* WRITTEN PROBLEM *
How many of the lines contain the string "values"? Give the number, with no other words.

* RECORDS PROVIDED *
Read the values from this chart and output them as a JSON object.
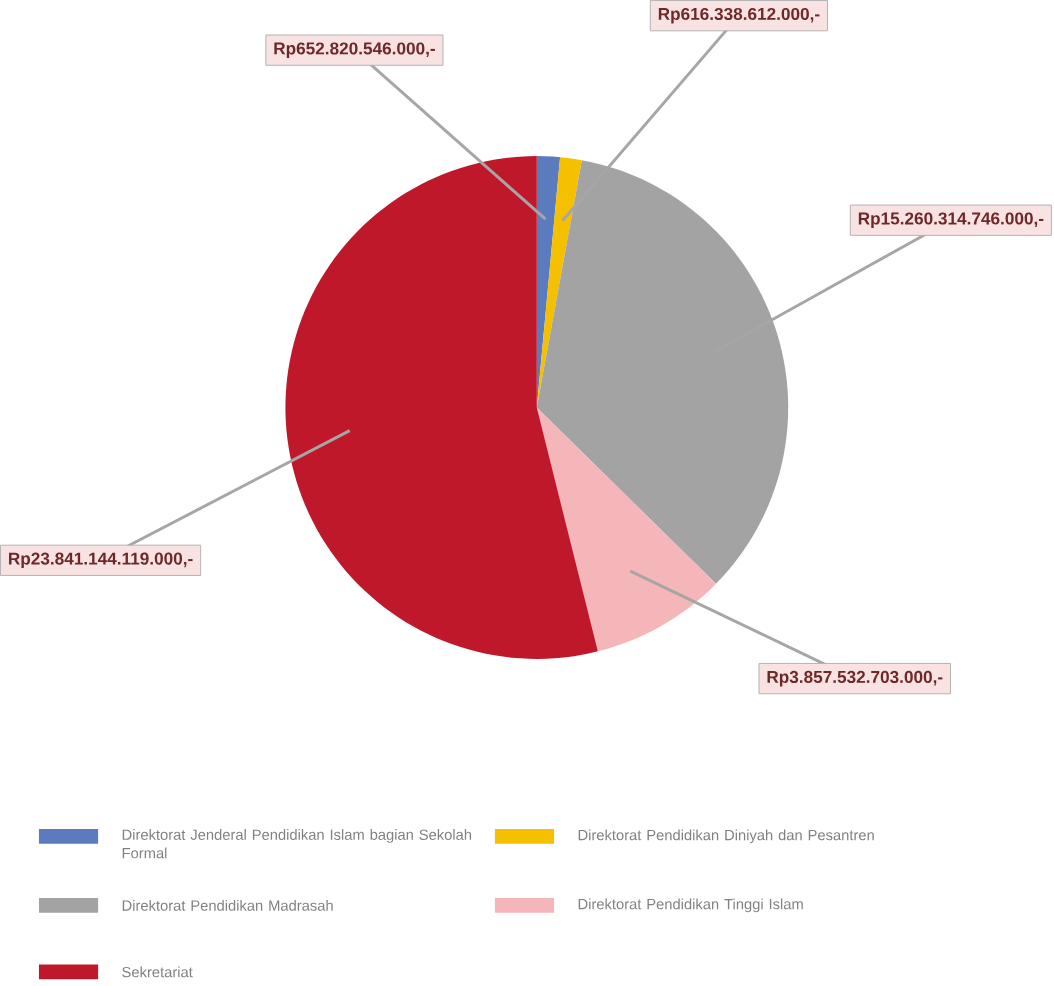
{
  "chart_data": {
    "type": "pie",
    "categories": [
      "Direktorat Jenderal Pendidikan Islam bagian Sekolah Formal",
      "Direktorat Pendidikan Diniyah dan Pesantren",
      "Direktorat Pendidikan Madrasah",
      "Direktorat Pendidikan Tinggi Islam",
      "Sekretariat"
    ],
    "values": [
      652820546000,
      616338612000,
      15260314746000,
      3857532703000,
      23841144119000
    ],
    "value_labels": [
      "Rp652.820.546.000,-",
      "Rp616.338.612.000,-",
      "Rp15.260.314.746.000,-",
      "Rp3.857.532.703.000,-",
      "Rp23.841.144.119.000,-"
    ],
    "colors": [
      "#5b7bbf",
      "#f5c000",
      "#a3a3a3",
      "#f4b6b8",
      "#c0182b"
    ],
    "legend": "bottom"
  }
}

* SOLUTION TO THIS TASK *
2